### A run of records

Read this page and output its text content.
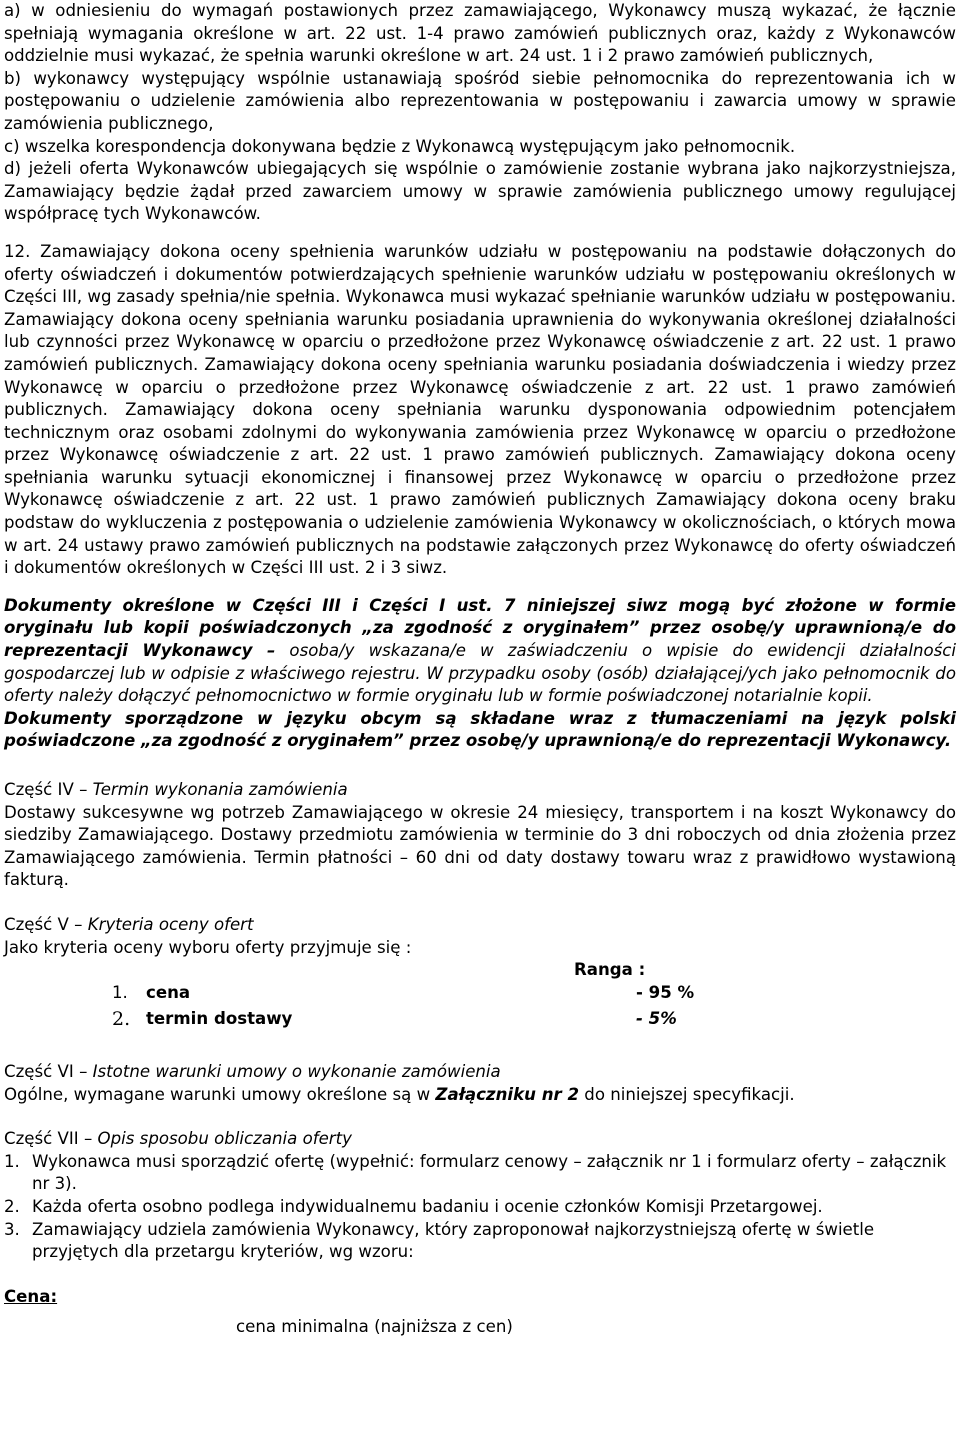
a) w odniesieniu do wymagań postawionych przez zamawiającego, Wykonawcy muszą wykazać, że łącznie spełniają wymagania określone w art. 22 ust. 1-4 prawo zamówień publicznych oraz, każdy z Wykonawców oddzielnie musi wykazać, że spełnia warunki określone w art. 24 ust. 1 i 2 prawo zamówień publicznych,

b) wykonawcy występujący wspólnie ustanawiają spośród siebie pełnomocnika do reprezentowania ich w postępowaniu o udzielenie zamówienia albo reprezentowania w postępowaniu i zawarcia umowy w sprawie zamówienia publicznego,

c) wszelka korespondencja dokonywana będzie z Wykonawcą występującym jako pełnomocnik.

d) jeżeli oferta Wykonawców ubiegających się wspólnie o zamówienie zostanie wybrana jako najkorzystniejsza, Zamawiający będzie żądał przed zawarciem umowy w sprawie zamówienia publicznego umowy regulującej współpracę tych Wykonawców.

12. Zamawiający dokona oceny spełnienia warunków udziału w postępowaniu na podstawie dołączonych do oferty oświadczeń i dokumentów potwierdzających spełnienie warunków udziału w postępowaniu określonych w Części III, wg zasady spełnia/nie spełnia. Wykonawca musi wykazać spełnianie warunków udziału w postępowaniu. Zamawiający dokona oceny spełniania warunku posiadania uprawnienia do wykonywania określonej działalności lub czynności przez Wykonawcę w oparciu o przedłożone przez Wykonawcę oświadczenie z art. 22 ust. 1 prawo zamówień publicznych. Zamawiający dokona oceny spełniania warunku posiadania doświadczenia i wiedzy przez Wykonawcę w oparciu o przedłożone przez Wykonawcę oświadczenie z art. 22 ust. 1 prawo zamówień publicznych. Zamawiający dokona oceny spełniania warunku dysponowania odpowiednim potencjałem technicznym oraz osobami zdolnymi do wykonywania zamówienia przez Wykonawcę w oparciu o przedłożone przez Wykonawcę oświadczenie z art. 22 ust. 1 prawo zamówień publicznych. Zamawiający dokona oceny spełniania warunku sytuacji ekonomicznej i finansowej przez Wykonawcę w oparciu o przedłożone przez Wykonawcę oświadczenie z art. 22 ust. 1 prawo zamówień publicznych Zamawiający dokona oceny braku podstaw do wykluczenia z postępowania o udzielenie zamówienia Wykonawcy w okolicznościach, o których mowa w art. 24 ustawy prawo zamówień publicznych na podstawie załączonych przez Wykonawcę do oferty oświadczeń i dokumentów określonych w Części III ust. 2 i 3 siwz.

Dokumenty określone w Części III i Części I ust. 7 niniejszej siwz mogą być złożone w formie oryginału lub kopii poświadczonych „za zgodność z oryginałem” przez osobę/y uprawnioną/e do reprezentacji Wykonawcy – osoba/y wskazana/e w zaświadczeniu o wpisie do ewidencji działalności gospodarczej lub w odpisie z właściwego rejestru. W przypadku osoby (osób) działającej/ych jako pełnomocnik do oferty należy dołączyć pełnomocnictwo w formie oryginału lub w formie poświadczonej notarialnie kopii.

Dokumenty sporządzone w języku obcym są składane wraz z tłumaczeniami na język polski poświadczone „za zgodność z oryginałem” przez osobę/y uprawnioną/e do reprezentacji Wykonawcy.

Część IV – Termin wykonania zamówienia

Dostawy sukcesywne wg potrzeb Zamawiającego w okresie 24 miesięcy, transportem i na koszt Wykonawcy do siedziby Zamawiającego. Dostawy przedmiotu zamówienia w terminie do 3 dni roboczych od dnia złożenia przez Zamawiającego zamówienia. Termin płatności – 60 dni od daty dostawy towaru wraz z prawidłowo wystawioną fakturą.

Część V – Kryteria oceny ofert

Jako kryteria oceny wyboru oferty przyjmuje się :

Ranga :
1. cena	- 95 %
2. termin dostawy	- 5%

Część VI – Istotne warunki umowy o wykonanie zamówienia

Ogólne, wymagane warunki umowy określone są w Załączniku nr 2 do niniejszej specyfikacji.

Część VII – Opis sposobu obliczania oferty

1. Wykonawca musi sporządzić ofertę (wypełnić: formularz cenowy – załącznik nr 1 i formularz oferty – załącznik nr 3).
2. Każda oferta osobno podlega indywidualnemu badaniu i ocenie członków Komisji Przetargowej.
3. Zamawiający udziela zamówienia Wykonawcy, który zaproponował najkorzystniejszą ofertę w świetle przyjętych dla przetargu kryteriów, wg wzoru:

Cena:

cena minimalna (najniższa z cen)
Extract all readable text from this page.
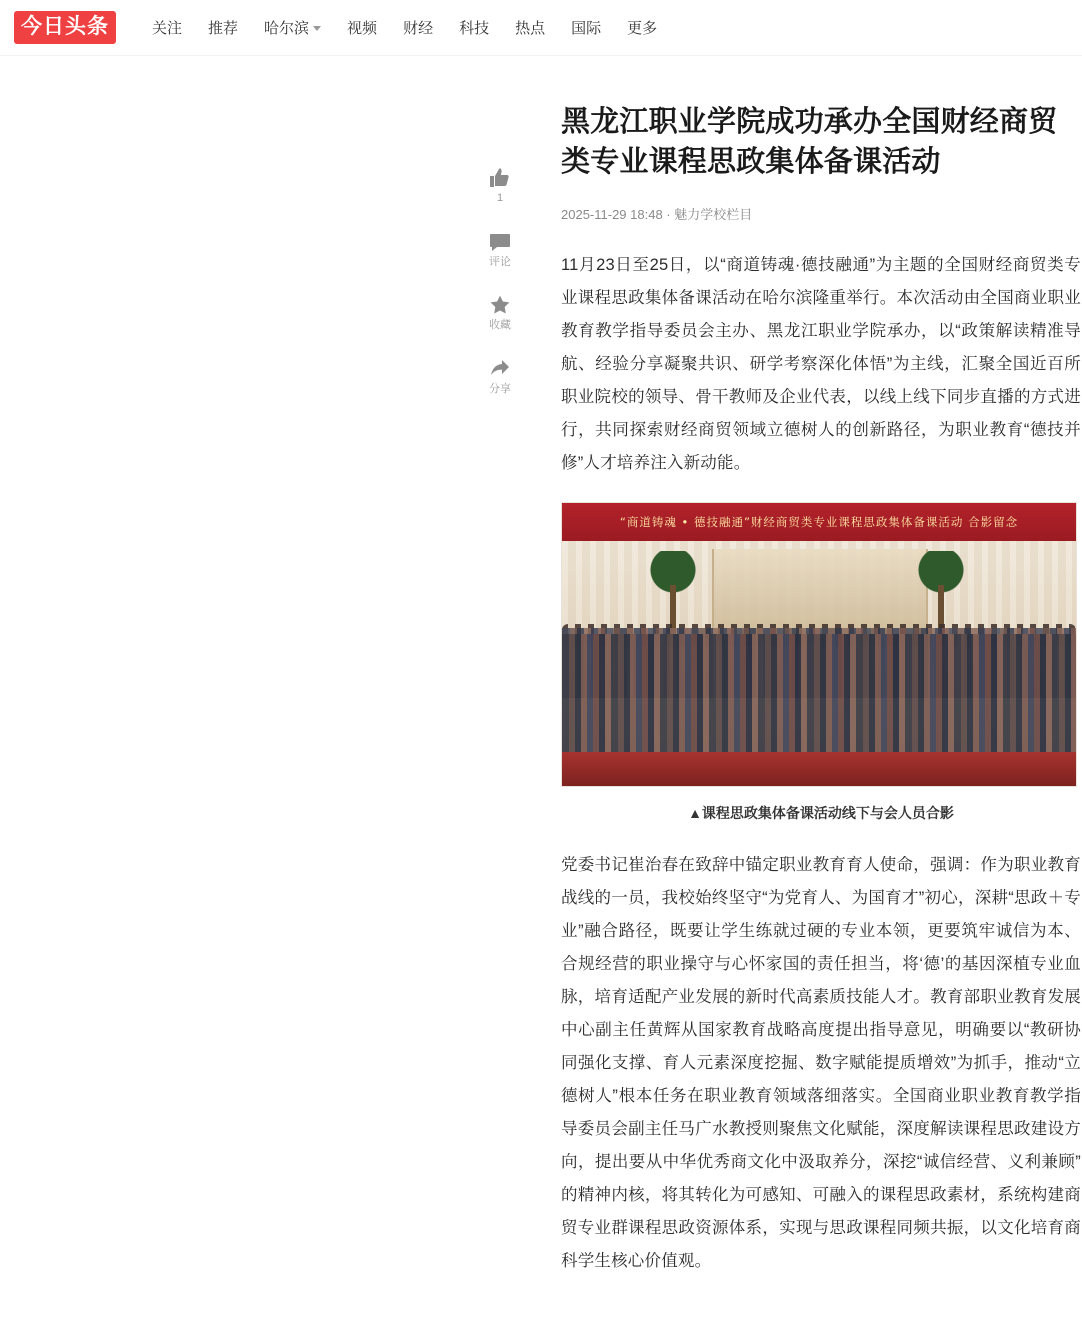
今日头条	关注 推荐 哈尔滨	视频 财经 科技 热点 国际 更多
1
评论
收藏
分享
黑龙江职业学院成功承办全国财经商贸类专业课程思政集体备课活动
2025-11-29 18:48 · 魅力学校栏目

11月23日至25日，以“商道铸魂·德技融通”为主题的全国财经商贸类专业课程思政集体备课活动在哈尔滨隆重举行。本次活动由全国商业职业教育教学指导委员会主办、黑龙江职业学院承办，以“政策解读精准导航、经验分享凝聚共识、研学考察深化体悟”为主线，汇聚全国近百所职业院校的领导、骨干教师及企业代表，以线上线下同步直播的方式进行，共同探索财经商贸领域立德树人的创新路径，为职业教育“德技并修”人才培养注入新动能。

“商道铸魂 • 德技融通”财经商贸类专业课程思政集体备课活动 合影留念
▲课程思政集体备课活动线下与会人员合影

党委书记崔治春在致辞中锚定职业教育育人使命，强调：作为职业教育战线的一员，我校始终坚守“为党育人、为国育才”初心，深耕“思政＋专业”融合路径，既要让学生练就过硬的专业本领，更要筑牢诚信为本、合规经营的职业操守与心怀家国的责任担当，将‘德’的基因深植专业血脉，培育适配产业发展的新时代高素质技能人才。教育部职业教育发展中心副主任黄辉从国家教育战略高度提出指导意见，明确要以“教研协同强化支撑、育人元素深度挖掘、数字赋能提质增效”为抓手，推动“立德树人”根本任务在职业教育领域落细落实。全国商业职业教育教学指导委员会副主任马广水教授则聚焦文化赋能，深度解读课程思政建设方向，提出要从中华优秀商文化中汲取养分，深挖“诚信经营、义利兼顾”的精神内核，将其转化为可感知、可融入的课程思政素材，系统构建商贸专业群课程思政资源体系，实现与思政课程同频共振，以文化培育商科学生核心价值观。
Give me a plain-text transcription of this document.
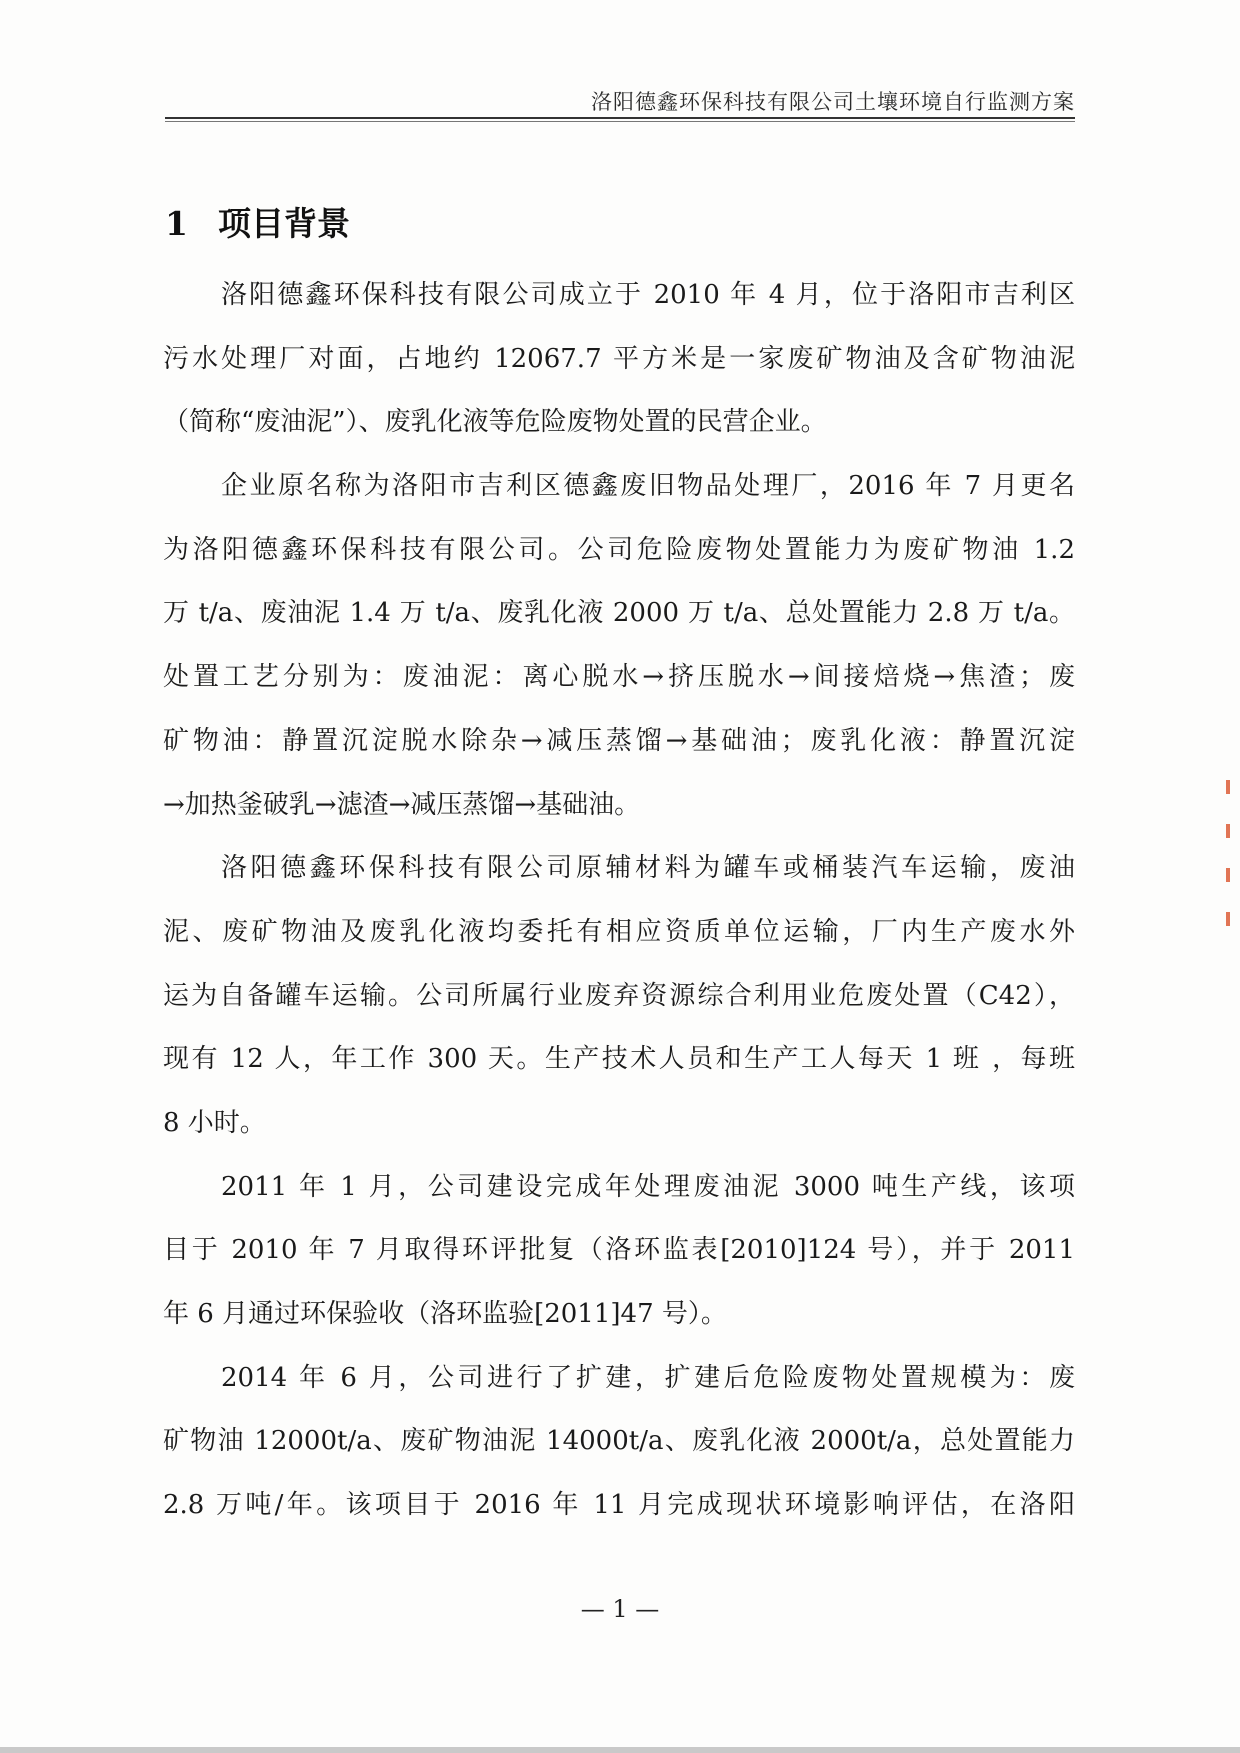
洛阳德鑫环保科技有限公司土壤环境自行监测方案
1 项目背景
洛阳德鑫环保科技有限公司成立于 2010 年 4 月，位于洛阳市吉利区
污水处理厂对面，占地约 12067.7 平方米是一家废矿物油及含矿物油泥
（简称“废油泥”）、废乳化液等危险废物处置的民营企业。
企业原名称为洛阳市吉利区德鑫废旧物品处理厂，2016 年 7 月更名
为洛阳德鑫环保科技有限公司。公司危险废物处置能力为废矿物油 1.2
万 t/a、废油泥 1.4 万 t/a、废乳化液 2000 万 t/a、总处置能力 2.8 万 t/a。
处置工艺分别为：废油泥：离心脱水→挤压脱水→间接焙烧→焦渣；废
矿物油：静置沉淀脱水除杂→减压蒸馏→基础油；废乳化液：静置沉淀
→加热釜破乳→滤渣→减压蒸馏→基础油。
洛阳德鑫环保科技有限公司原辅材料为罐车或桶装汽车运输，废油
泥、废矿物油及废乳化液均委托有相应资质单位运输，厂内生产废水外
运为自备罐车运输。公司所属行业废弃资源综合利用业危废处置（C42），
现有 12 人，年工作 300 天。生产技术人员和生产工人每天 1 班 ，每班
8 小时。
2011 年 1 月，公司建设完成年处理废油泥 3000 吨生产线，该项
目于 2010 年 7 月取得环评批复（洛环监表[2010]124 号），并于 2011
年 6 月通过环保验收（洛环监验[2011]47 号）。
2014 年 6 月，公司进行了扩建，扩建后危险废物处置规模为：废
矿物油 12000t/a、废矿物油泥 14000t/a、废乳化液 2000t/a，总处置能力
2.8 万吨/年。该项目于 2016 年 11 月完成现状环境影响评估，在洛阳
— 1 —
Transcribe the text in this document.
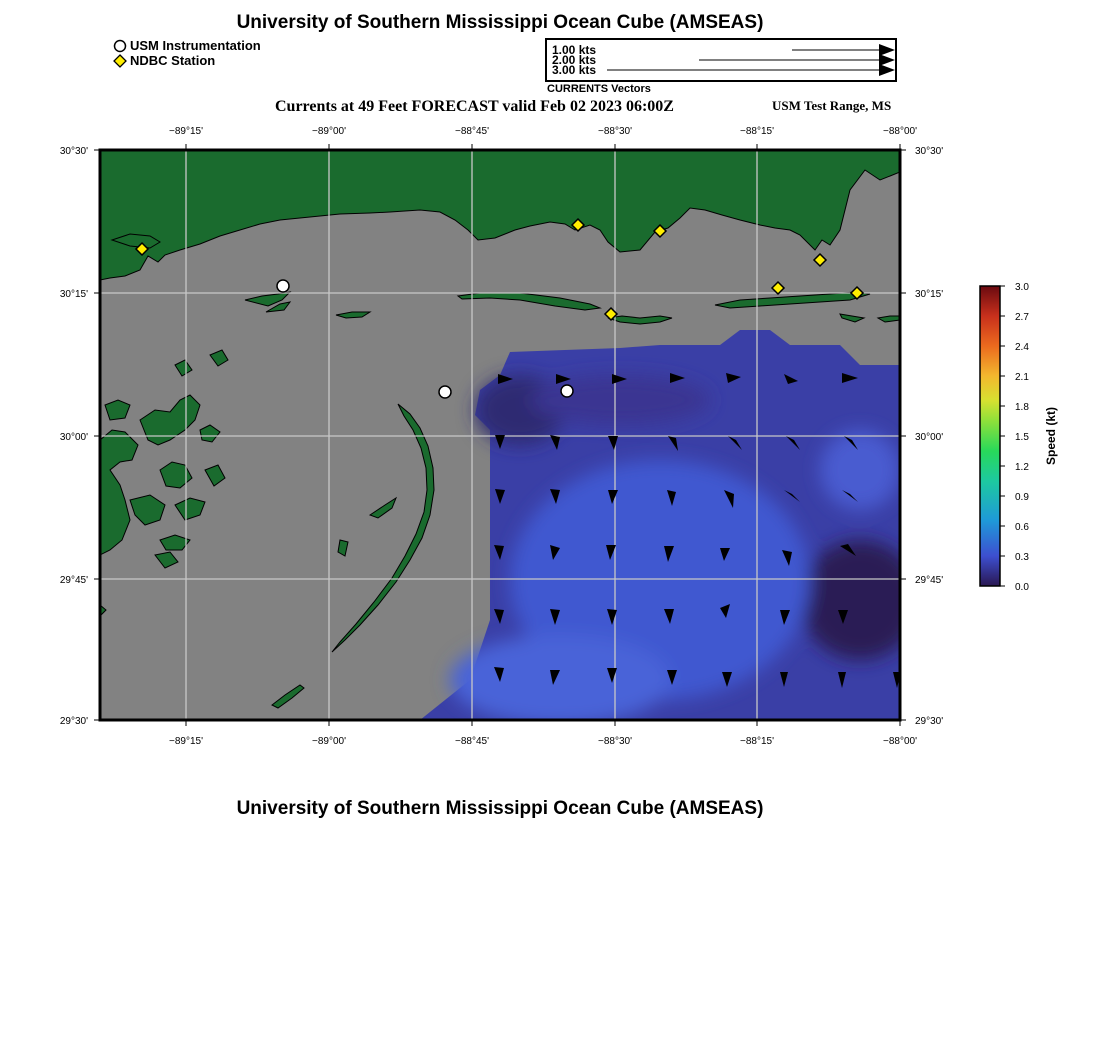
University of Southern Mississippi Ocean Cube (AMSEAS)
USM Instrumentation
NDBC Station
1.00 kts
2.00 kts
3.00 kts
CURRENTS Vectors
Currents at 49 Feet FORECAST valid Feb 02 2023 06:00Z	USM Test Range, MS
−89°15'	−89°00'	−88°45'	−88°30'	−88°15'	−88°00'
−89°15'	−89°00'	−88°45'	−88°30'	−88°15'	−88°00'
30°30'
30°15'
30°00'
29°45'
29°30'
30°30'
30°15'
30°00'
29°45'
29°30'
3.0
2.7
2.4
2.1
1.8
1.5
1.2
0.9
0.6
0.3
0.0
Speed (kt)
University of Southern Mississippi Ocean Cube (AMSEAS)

### INSTRUCTIONS TO FOLLOW
Take the line with "Transcribe the text in this document." as the first line and the last line of the records above as the final one; reproduce exactly the lines between them, both included, without pictures.

### OUTPUT FOR THIS EXERCISE
Transcribe the text in this document.
University of Southern Mississippi Ocean Cube (AMSEAS)
USM Instrumentation
NDBC Station
1.00 kts
2.00 kts
3.00 kts
CURRENTS Vectors
Currents at 49 Feet FORECAST valid Feb 02 2023 06:00Z	USM Test Range, MS
−89°15'	−89°00'	−88°45'	−88°30'	−88°15'	−88°00'
−89°15'	−89°00'	−88°45'	−88°30'	−88°15'	−88°00'
30°30'
30°15'
30°00'
29°45'
29°30'
30°30'
30°15'
30°00'
29°45'
29°30'
3.0
2.7
2.4
2.1
1.8
1.5
1.2
0.9
0.6
0.3
0.0
Speed (kt)
University of Southern Mississippi Ocean Cube (AMSEAS)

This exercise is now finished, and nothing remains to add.